**GOAL**
Your task is to count the lines of the entries below that include the word "name" and to give only the resulting number.

#### PROVIDED ENTRIES

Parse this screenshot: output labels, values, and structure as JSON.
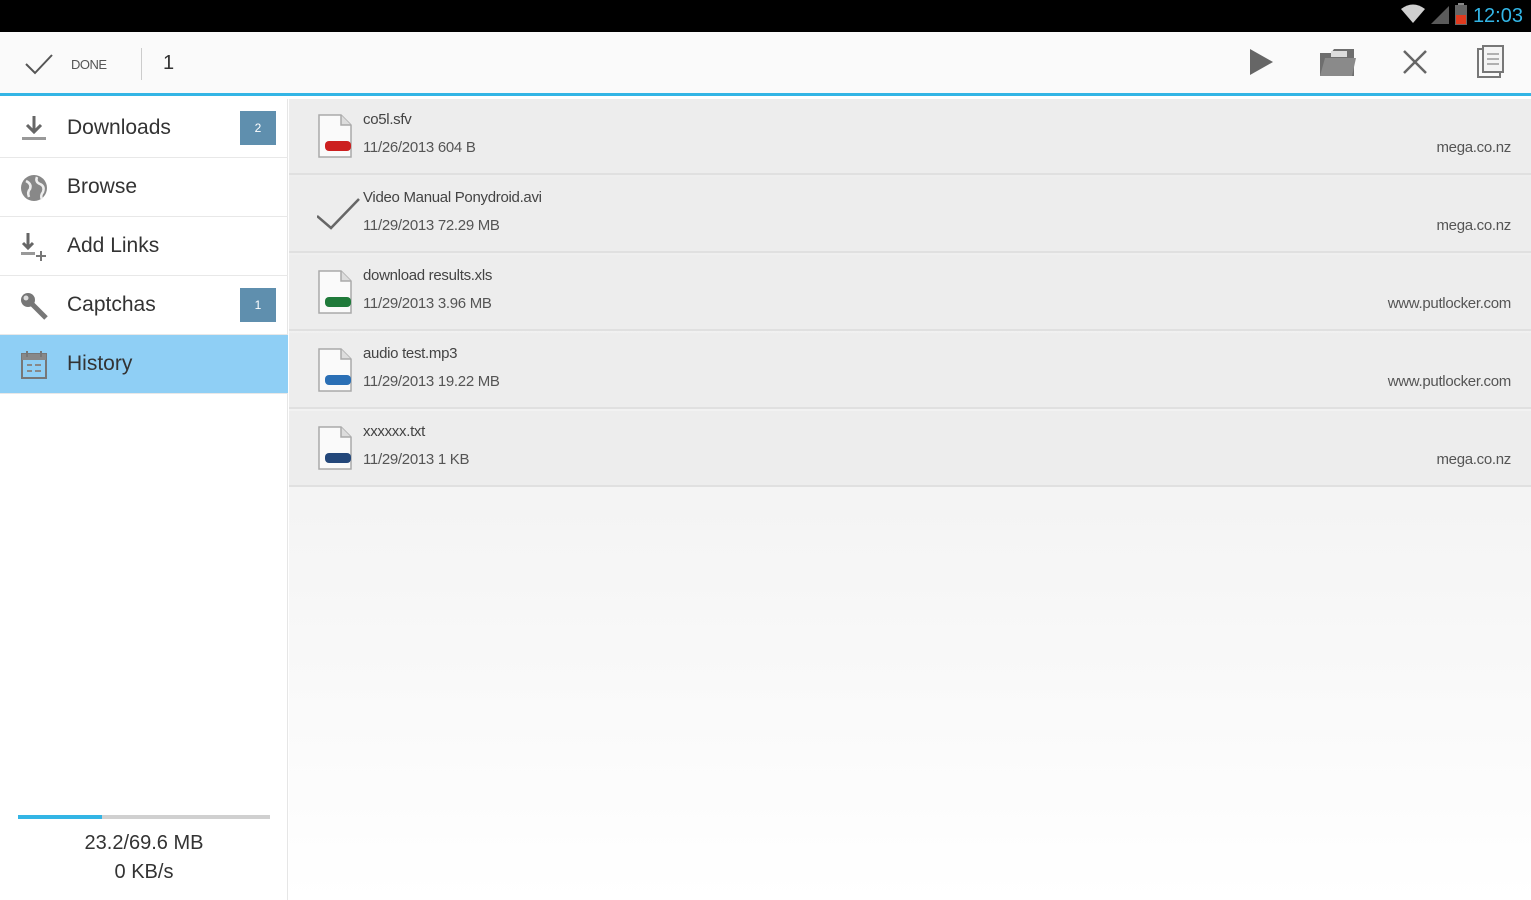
{
  "status_bar": {
    "time": "12:03",
    "accent": "#33b5e5"
  },
  "action_bar": {
    "done_label": "DONE",
    "selected_count": "1",
    "actions": [
      "play-icon",
      "open-folder-icon",
      "close-icon",
      "copy-icon"
    ]
  },
  "sidebar": {
    "items": [
      {
        "label": "Downloads",
        "icon": "download-icon",
        "badge": "2"
      },
      {
        "label": "Browse",
        "icon": "globe-icon",
        "badge": ""
      },
      {
        "label": "Add Links",
        "icon": "add-link-icon",
        "badge": ""
      },
      {
        "label": "Captchas",
        "icon": "key-icon",
        "badge": "1"
      },
      {
        "label": "History",
        "icon": "history-icon",
        "badge": "",
        "active": true
      }
    ],
    "progress": {
      "fraction": 0.333,
      "size_text": "23.2/69.6 MB",
      "speed_text": "0 KB/s"
    }
  },
  "files": [
    {
      "name": "co5l.sfv",
      "meta": "11/26/2013  604 B",
      "host": "mega.co.nz",
      "icon": "file-sfv-icon",
      "tag_color": "#cc1f1f",
      "checked": false
    },
    {
      "name": "Video Manual Ponydroid.avi",
      "meta": "11/29/2013  72.29 MB",
      "host": "mega.co.nz",
      "icon": "check-icon",
      "tag_color": "",
      "checked": true
    },
    {
      "name": "download results.xls",
      "meta": "11/29/2013  3.96 MB",
      "host": "www.putlocker.com",
      "icon": "file-xls-icon",
      "tag_color": "#1f7a3a",
      "checked": false
    },
    {
      "name": "audio test.mp3",
      "meta": "11/29/2013  19.22 MB",
      "host": "www.putlocker.com",
      "icon": "file-mp3-icon",
      "tag_color": "#2a6fb5",
      "checked": false
    },
    {
      "name": "xxxxxx.txt",
      "meta": "11/29/2013  1 KB",
      "host": "mega.co.nz",
      "icon": "file-txt-icon",
      "tag_color": "#23477a",
      "checked": false
    }
  ]
}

########

**OUTPUT FOR THIS TASK**
5